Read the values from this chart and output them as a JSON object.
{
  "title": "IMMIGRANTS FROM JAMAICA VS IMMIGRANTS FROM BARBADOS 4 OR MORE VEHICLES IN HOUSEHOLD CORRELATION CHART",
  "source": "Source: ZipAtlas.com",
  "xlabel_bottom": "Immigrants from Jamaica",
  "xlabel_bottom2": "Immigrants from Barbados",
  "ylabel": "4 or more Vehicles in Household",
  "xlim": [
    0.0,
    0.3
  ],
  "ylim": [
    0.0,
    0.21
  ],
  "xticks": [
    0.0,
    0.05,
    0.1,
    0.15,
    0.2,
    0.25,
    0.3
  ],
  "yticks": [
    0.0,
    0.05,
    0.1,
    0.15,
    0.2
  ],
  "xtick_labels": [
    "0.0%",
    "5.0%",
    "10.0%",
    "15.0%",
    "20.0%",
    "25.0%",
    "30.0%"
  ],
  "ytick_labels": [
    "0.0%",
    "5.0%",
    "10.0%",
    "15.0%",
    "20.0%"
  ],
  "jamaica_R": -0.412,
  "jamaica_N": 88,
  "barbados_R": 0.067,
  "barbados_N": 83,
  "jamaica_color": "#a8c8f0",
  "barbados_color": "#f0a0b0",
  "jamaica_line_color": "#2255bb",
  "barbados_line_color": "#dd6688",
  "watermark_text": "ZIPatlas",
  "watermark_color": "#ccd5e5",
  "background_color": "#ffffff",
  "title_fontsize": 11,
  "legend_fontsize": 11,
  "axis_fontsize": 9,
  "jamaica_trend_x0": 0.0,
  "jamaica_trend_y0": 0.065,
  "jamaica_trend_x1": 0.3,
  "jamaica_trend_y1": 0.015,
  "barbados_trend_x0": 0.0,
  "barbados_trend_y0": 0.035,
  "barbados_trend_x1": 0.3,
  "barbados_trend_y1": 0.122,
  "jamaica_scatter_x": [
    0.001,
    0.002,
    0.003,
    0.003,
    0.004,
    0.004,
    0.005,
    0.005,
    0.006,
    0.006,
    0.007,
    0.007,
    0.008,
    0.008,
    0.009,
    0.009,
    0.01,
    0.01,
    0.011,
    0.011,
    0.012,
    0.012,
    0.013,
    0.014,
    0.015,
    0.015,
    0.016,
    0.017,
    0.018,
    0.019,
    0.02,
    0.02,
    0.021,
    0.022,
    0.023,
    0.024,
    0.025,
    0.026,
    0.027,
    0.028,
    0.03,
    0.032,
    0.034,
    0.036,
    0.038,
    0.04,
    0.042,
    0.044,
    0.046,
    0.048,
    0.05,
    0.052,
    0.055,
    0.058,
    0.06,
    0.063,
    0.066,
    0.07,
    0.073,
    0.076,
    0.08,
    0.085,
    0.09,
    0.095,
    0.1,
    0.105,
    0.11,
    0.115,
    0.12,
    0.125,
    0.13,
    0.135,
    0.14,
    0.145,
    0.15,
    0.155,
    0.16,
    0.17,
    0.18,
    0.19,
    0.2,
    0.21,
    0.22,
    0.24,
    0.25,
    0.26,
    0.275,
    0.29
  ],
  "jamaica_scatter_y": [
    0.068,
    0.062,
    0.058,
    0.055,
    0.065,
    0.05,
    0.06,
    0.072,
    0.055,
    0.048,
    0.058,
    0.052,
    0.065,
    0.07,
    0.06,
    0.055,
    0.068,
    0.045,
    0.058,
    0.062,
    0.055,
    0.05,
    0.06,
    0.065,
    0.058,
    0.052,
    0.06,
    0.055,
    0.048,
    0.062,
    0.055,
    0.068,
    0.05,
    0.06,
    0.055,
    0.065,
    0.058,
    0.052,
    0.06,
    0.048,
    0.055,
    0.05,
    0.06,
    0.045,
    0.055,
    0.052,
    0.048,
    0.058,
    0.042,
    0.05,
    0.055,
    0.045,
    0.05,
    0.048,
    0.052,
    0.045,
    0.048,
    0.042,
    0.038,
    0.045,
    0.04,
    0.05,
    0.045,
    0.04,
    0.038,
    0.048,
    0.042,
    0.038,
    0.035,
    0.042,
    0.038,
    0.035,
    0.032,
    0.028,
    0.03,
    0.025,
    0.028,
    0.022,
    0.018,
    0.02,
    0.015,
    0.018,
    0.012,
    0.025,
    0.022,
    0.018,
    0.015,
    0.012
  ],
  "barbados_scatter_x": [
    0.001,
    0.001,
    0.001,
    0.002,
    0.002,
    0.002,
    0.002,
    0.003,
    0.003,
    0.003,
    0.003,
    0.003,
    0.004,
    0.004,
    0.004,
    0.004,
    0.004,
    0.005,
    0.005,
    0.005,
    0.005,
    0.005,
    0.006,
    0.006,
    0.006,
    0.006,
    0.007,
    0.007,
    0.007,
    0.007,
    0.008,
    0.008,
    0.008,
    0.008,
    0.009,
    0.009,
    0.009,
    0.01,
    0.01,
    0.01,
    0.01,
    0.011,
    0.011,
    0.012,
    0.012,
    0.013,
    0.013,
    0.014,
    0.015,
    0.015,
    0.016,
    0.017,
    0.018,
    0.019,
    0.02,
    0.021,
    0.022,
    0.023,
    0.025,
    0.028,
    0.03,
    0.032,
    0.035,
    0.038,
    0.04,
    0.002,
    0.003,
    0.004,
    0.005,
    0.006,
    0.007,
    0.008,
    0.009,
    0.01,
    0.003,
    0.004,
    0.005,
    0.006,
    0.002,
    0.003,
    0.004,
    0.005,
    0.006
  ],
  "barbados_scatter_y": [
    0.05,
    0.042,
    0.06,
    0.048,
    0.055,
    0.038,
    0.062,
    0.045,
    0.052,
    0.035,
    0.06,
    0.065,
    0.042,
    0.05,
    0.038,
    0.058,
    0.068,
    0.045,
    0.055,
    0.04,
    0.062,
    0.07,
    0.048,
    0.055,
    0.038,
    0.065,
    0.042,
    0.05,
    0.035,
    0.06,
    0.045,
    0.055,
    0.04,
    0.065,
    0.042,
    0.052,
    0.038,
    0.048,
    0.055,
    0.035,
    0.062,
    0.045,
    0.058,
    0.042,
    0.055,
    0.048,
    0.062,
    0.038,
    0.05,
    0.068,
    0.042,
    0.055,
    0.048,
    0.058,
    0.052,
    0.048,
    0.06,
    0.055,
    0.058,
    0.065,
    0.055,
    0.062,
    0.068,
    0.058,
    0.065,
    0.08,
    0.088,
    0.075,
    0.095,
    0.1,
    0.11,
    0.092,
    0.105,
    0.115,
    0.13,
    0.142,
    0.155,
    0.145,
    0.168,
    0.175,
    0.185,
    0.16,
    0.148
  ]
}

Required work: Print out all the entries precisely as written.

Written solution:
Read the values from this chart and output them as a JSON object.
{
  "title": "IMMIGRANTS FROM JAMAICA VS IMMIGRANTS FROM BARBADOS 4 OR MORE VEHICLES IN HOUSEHOLD CORRELATION CHART",
  "source": "Source: ZipAtlas.com",
  "xlabel_bottom": "Immigrants from Jamaica",
  "xlabel_bottom2": "Immigrants from Barbados",
  "ylabel": "4 or more Vehicles in Household",
  "xlim": [
    0.0,
    0.3
  ],
  "ylim": [
    0.0,
    0.21
  ],
  "xticks": [
    0.0,
    0.05,
    0.1,
    0.15,
    0.2,
    0.25,
    0.3
  ],
  "yticks": [
    0.0,
    0.05,
    0.1,
    0.15,
    0.2
  ],
  "xtick_labels": [
    "0.0%",
    "5.0%",
    "10.0%",
    "15.0%",
    "20.0%",
    "25.0%",
    "30.0%"
  ],
  "ytick_labels": [
    "0.0%",
    "5.0%",
    "10.0%",
    "15.0%",
    "20.0%"
  ],
  "jamaica_R": -0.412,
  "jamaica_N": 88,
  "barbados_R": 0.067,
  "barbados_N": 83,
  "jamaica_color": "#a8c8f0",
  "barbados_color": "#f0a0b0",
  "jamaica_line_color": "#2255bb",
  "barbados_line_color": "#dd6688",
  "watermark_text": "ZIPatlas",
  "watermark_color": "#ccd5e5",
  "background_color": "#ffffff",
  "title_fontsize": 11,
  "legend_fontsize": 11,
  "axis_fontsize": 9,
  "jamaica_trend_x0": 0.0,
  "jamaica_trend_y0": 0.065,
  "jamaica_trend_x1": 0.3,
  "jamaica_trend_y1": 0.015,
  "barbados_trend_x0": 0.0,
  "barbados_trend_y0": 0.035,
  "barbados_trend_x1": 0.3,
  "barbados_trend_y1": 0.122,
  "jamaica_scatter_x": [
    0.001,
    0.002,
    0.003,
    0.003,
    0.004,
    0.004,
    0.005,
    0.005,
    0.006,
    0.006,
    0.007,
    0.007,
    0.008,
    0.008,
    0.009,
    0.009,
    0.01,
    0.01,
    0.011,
    0.011,
    0.012,
    0.012,
    0.013,
    0.014,
    0.015,
    0.015,
    0.016,
    0.017,
    0.018,
    0.019,
    0.02,
    0.02,
    0.021,
    0.022,
    0.023,
    0.024,
    0.025,
    0.026,
    0.027,
    0.028,
    0.03,
    0.032,
    0.034,
    0.036,
    0.038,
    0.04,
    0.042,
    0.044,
    0.046,
    0.048,
    0.05,
    0.052,
    0.055,
    0.058,
    0.06,
    0.063,
    0.066,
    0.07,
    0.073,
    0.076,
    0.08,
    0.085,
    0.09,
    0.095,
    0.1,
    0.105,
    0.11,
    0.115,
    0.12,
    0.125,
    0.13,
    0.135,
    0.14,
    0.145,
    0.15,
    0.155,
    0.16,
    0.17,
    0.18,
    0.19,
    0.2,
    0.21,
    0.22,
    0.24,
    0.25,
    0.26,
    0.275,
    0.29
  ],
  "jamaica_scatter_y": [
    0.068,
    0.062,
    0.058,
    0.055,
    0.065,
    0.05,
    0.06,
    0.072,
    0.055,
    0.048,
    0.058,
    0.052,
    0.065,
    0.07,
    0.06,
    0.055,
    0.068,
    0.045,
    0.058,
    0.062,
    0.055,
    0.05,
    0.06,
    0.065,
    0.058,
    0.052,
    0.06,
    0.055,
    0.048,
    0.062,
    0.055,
    0.068,
    0.05,
    0.06,
    0.055,
    0.065,
    0.058,
    0.052,
    0.06,
    0.048,
    0.055,
    0.05,
    0.06,
    0.045,
    0.055,
    0.052,
    0.048,
    0.058,
    0.042,
    0.05,
    0.055,
    0.045,
    0.05,
    0.048,
    0.052,
    0.045,
    0.048,
    0.042,
    0.038,
    0.045,
    0.04,
    0.05,
    0.045,
    0.04,
    0.038,
    0.048,
    0.042,
    0.038,
    0.035,
    0.042,
    0.038,
    0.035,
    0.032,
    0.028,
    0.03,
    0.025,
    0.028,
    0.022,
    0.018,
    0.02,
    0.015,
    0.018,
    0.012,
    0.025,
    0.022,
    0.018,
    0.015,
    0.012
  ],
  "barbados_scatter_x": [
    0.001,
    0.001,
    0.001,
    0.002,
    0.002,
    0.002,
    0.002,
    0.003,
    0.003,
    0.003,
    0.003,
    0.003,
    0.004,
    0.004,
    0.004,
    0.004,
    0.004,
    0.005,
    0.005,
    0.005,
    0.005,
    0.005,
    0.006,
    0.006,
    0.006,
    0.006,
    0.007,
    0.007,
    0.007,
    0.007,
    0.008,
    0.008,
    0.008,
    0.008,
    0.009,
    0.009,
    0.009,
    0.01,
    0.01,
    0.01,
    0.01,
    0.011,
    0.011,
    0.012,
    0.012,
    0.013,
    0.013,
    0.014,
    0.015,
    0.015,
    0.016,
    0.017,
    0.018,
    0.019,
    0.02,
    0.021,
    0.022,
    0.023,
    0.025,
    0.028,
    0.03,
    0.032,
    0.035,
    0.038,
    0.04,
    0.002,
    0.003,
    0.004,
    0.005,
    0.006,
    0.007,
    0.008,
    0.009,
    0.01,
    0.003,
    0.004,
    0.005,
    0.006,
    0.002,
    0.003,
    0.004,
    0.005,
    0.006
  ],
  "barbados_scatter_y": [
    0.05,
    0.042,
    0.06,
    0.048,
    0.055,
    0.038,
    0.062,
    0.045,
    0.052,
    0.035,
    0.06,
    0.065,
    0.042,
    0.05,
    0.038,
    0.058,
    0.068,
    0.045,
    0.055,
    0.04,
    0.062,
    0.07,
    0.048,
    0.055,
    0.038,
    0.065,
    0.042,
    0.05,
    0.035,
    0.06,
    0.045,
    0.055,
    0.04,
    0.065,
    0.042,
    0.052,
    0.038,
    0.048,
    0.055,
    0.035,
    0.062,
    0.045,
    0.058,
    0.042,
    0.055,
    0.048,
    0.062,
    0.038,
    0.05,
    0.068,
    0.042,
    0.055,
    0.048,
    0.058,
    0.052,
    0.048,
    0.06,
    0.055,
    0.058,
    0.065,
    0.055,
    0.062,
    0.068,
    0.058,
    0.065,
    0.08,
    0.088,
    0.075,
    0.095,
    0.1,
    0.11,
    0.092,
    0.105,
    0.115,
    0.13,
    0.142,
    0.155,
    0.145,
    0.168,
    0.175,
    0.185,
    0.16,
    0.148
  ]
}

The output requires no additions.